::: AVAILABLE RECORDS :::

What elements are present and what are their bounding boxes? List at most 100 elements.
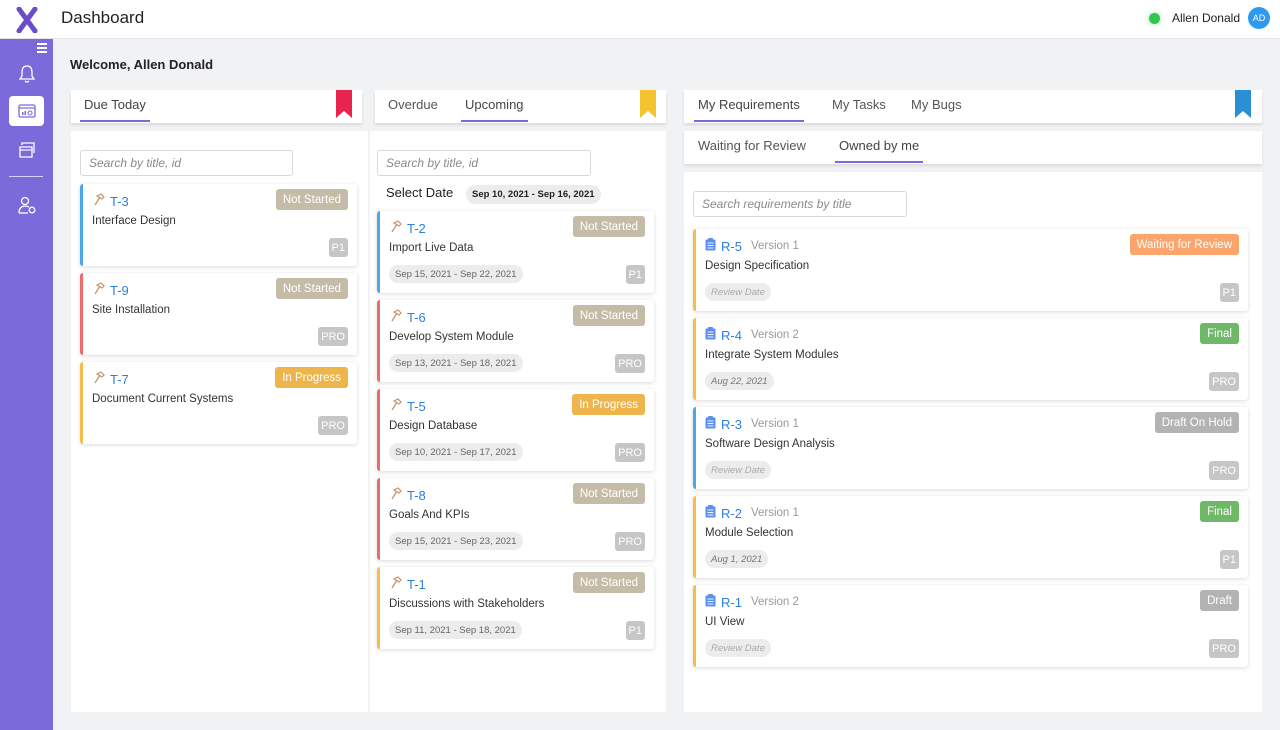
task-title: Develop System Module [389, 331, 514, 343]
hammer-icon [389, 576, 402, 592]
requirement-version: Version 2 [750, 596, 799, 608]
task-id-row: T-3 [92, 193, 129, 209]
task-id-link[interactable]: T-9 [110, 283, 129, 298]
welcome-message: Welcome, Allen Donald [70, 57, 214, 72]
task-card[interactable]: T-9 Site Installation Not Started PRO [80, 273, 357, 355]
requirement-card[interactable]: R-4 Version 2 Integrate System Modules Fina… [693, 318, 1248, 400]
task-id-link[interactable]: T-5 [407, 399, 426, 414]
date-range-chip: Sep 11, 2021 - Sep 18, 2021 [389, 621, 522, 639]
tab-my-requirements[interactable]: My Requirements [694, 97, 804, 122]
app-logo[interactable] [0, 0, 53, 39]
page-title: Dashboard [61, 8, 145, 27]
requirement-card[interactable]: R-5 Version 1 Design Specification Waiting … [693, 229, 1248, 311]
review-date-chip[interactable]: Review Date [705, 639, 771, 657]
requirement-version: Version 1 [750, 240, 799, 252]
requirement-card[interactable]: R-3 Version 1 Software Design Analysis Draf… [693, 407, 1248, 489]
clipboard-icon [705, 416, 716, 432]
task-title: Goals And KPIs [389, 509, 470, 521]
tab-owned-by-me[interactable]: Owned by me [835, 138, 924, 163]
priority-badge: P1 [625, 265, 645, 284]
status-badge: In Progress [275, 367, 348, 388]
requirement-title: Software Design Analysis [705, 438, 835, 450]
task-card[interactable]: T-5 Design Database In Progress PRO Sep 10, … [377, 389, 654, 471]
sidebar-divider [9, 176, 43, 177]
clipboard-icon [705, 594, 716, 610]
task-id-row: T-8 [389, 487, 426, 503]
requirement-id-link[interactable]: R-1 [721, 595, 742, 610]
tab-overdue[interactable]: Overdue [384, 97, 442, 120]
task-card[interactable]: T-7 Document Current Systems In Progress PR… [80, 362, 357, 444]
task-card[interactable]: T-8 Goals And KPIs Not Started PRO Sep 15, 2… [377, 478, 654, 560]
review-date-chip[interactable]: Aug 1, 2021 [705, 550, 769, 568]
task-card[interactable]: T-1 Discussions with Stakeholders Not Star… [377, 567, 654, 649]
user-menu[interactable]: Allen Donald AD [1148, 7, 1270, 29]
task-id-link[interactable]: T-6 [407, 310, 426, 325]
hammer-icon [92, 282, 105, 298]
date-range-picker[interactable]: Sep 10, 2021 - Sep 16, 2021 [466, 185, 601, 204]
requirement-version: Version 1 [750, 418, 799, 430]
requirement-card[interactable]: R-2 Version 1 Module Selection Final P1 Aug 1… [693, 496, 1248, 578]
review-date-chip[interactable]: Aug 22, 2021 [705, 372, 774, 390]
task-id-link[interactable]: T-8 [407, 488, 426, 503]
task-id-row: T-6 [389, 309, 426, 325]
task-id-link[interactable]: T-3 [110, 194, 129, 209]
requirement-id-link[interactable]: R-5 [721, 239, 742, 254]
tab-waiting-for-review[interactable]: Waiting for Review [694, 138, 810, 161]
due-search-input[interactable] [80, 150, 293, 176]
status-badge: Not Started [572, 216, 645, 237]
priority-badge: PRO [615, 532, 645, 551]
requirements-search-input[interactable] [693, 191, 907, 217]
folder-icon [18, 142, 35, 158]
requirement-id-link[interactable]: R-2 [721, 506, 742, 521]
requirement-id-link[interactable]: R-4 [721, 328, 742, 343]
clipboard-icon [705, 238, 716, 254]
task-card[interactable]: T-6 Develop System Module Not Started PRO Se… [377, 300, 654, 382]
requirement-title: Integrate System Modules [705, 349, 839, 361]
bell-icon [18, 65, 35, 83]
avatar[interactable]: AD [1248, 7, 1270, 29]
priority-badge: PRO [318, 327, 348, 346]
upcoming-search-input[interactable] [377, 150, 591, 176]
task-card[interactable]: T-3 Interface Design Not Started P1 [80, 184, 357, 266]
requirement-id-row: R-5 Version 1 [705, 238, 799, 254]
status-badge: Not Started [572, 483, 645, 504]
requirement-version: Version 1 [750, 507, 799, 519]
sidebar [0, 39, 53, 730]
priority-badge: PRO [615, 354, 645, 373]
priority-badge: PRO [318, 416, 348, 435]
date-range-chip: Sep 13, 2021 - Sep 18, 2021 [389, 354, 523, 372]
priority-badge: P1 [625, 621, 645, 640]
requirement-id-link[interactable]: R-3 [721, 417, 742, 432]
requirement-card[interactable]: R-1 Version 2 UI View Draft PRO Review Date [693, 585, 1248, 667]
date-range-chip: Sep 15, 2021 - Sep 23, 2021 [389, 532, 523, 550]
tab-upcoming[interactable]: Upcoming [461, 97, 528, 122]
status-badge: In Progress [572, 394, 645, 415]
tab-due-today[interactable]: Due Today [80, 97, 150, 122]
sidebar-item-projects[interactable] [9, 135, 44, 165]
hammer-icon [389, 398, 402, 414]
sidebar-item-notifications[interactable] [9, 59, 44, 89]
task-id-link[interactable]: T-7 [110, 372, 129, 387]
task-id-link[interactable]: T-2 [407, 221, 426, 236]
task-id-link[interactable]: T-1 [407, 577, 426, 592]
task-card[interactable]: T-2 Import Live Data Not Started P1 Sep 15, … [377, 211, 654, 293]
requirements-subtabbar: Waiting for Review Owned by me [684, 131, 1262, 164]
hamburger-menu-icon[interactable] [37, 43, 47, 55]
select-date-label: Select Date [386, 185, 454, 200]
review-date-chip[interactable]: Review Date [705, 283, 771, 301]
date-range-chip: Sep 15, 2021 - Sep 22, 2021 [389, 265, 523, 283]
tab-my-bugs[interactable]: My Bugs [907, 97, 966, 120]
sidebar-item-dashboard[interactable] [9, 96, 44, 126]
hammer-icon [389, 220, 402, 236]
requirement-id-row: R-3 Version 1 [705, 416, 799, 432]
review-date-chip[interactable]: Review Date [705, 461, 771, 479]
logo-x-icon [16, 6, 37, 33]
task-id-row: T-2 [389, 220, 426, 236]
status-badge: Not Started [572, 305, 645, 326]
sidebar-item-account[interactable] [9, 190, 44, 220]
tab-my-tasks[interactable]: My Tasks [828, 97, 890, 120]
status-badge: Not Started [275, 189, 348, 210]
upcoming-tabbar: Overdue Upcoming [375, 90, 666, 123]
priority-badge: PRO [1209, 639, 1239, 658]
task-title: Design Database [389, 420, 478, 432]
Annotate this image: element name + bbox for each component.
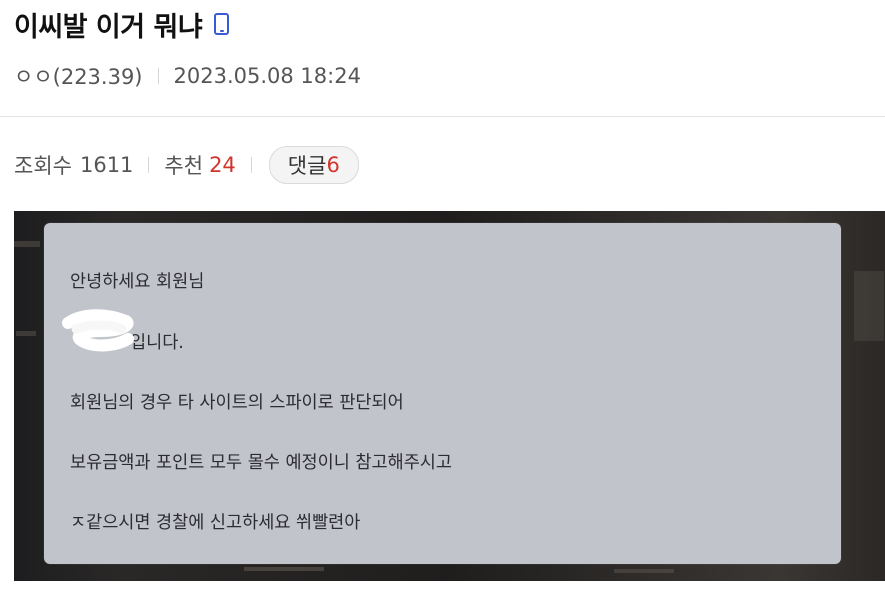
notice-line-sender: 입니다. bbox=[130, 333, 184, 353]
recommend-label: 추천 bbox=[164, 154, 204, 178]
post-image: 안녕하세요 회원님 입니다. 회원님의 경우 타 사이트의 스파이로 판단되어 … bbox=[14, 211, 885, 581]
author-name[interactable]: ㅇㅇ(223.39) bbox=[14, 61, 143, 91]
comment-count: 6 bbox=[326, 153, 340, 177]
recommend-count: 24 bbox=[209, 153, 236, 177]
views-count: 1611 bbox=[79, 153, 134, 177]
post-date: 2023.05.08 18:24 bbox=[173, 64, 361, 88]
post-stats: 조회수 1611 추천 24 댓글 6 bbox=[14, 146, 359, 184]
notice-line-reason: 회원님의 경우 타 사이트의 스파이로 판단되어 bbox=[70, 393, 404, 413]
post-title: 이씨발 이거 뭐냐 bbox=[14, 11, 203, 43]
redaction-scribble bbox=[62, 309, 134, 352]
views-label: 조회수 bbox=[14, 154, 72, 178]
comment-label: 댓글 bbox=[287, 154, 327, 178]
stats-separator bbox=[250, 157, 252, 173]
mobile-phone-icon bbox=[214, 13, 230, 35]
notice-message-box: 안녕하세요 회원님 입니다. 회원님의 경우 타 사이트의 스파이로 판단되어 … bbox=[44, 223, 841, 564]
stats-separator bbox=[148, 157, 150, 173]
notice-line-confiscation: 보유금액과 포인트 모두 몰수 예정이니 참고해주시고 bbox=[70, 453, 453, 473]
post-meta: ㅇㅇ(223.39) 2023.05.08 18:24 bbox=[14, 62, 361, 90]
header-divider bbox=[0, 116, 885, 117]
comment-button[interactable]: 댓글 6 bbox=[268, 146, 359, 184]
meta-separator bbox=[157, 68, 159, 84]
title-row: 이씨발 이거 뭐냐 bbox=[14, 4, 230, 44]
notice-line-greeting: 안녕하세요 회원님 bbox=[70, 272, 205, 292]
notice-line-closing: ㅈ같으시면 경찰에 신고하세요 쒸빨련아 bbox=[70, 513, 361, 533]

:::

• **GIVEN TASK**:
Please recast the lines of the items from the line with "notice-line-sender: 입니다. bbox=[130, 333, 184, 353]" to the line with "post-title: 이씨발 이거 뭐냐 bbox=[14, 11, 203, 43]", both included, as a Markdown table with the columns No. and Text, numbering each row and leaving out blank lines.

• **SOLUTION TO THIS TASK**:
| No. | Text |
|---|---|
| 1 | notice-line-sender: 입니다. bbox=[130, 333, 184, 353] |
| 2 | recommend-label: 추천 bbox=[164, 154, 204, 178] |
| 3 | post-image: 안녕하세요 회원님 입니다. 회원님의 경우 타 사이트의 스파이로 판단되어 … bbox=[14, 211, 885, 581] |
| 4 | author-name[interactable]: ㅇㅇ(223.39) bbox=[14, 61, 143, 91] |
| 5 | comment-count: 6 bbox=[326, 153, 340, 177] |
| 6 | recommend-count: 24 bbox=[209, 153, 236, 177] |
| 7 | views-count: 1611 bbox=[79, 153, 134, 177] |
| 8 | post-date: 2023.05.08 18:24 bbox=[173, 64, 361, 88] |
| 9 | post-stats: 조회수 1611 추천 24 댓글 6 bbox=[14, 146, 359, 184] |
| 10 | notice-line-reason: 회원님의 경우 타 사이트의 스파이로 판단되어 bbox=[70, 393, 404, 413] |
| 11 | post-title: 이씨발 이거 뭐냐 bbox=[14, 11, 203, 43] |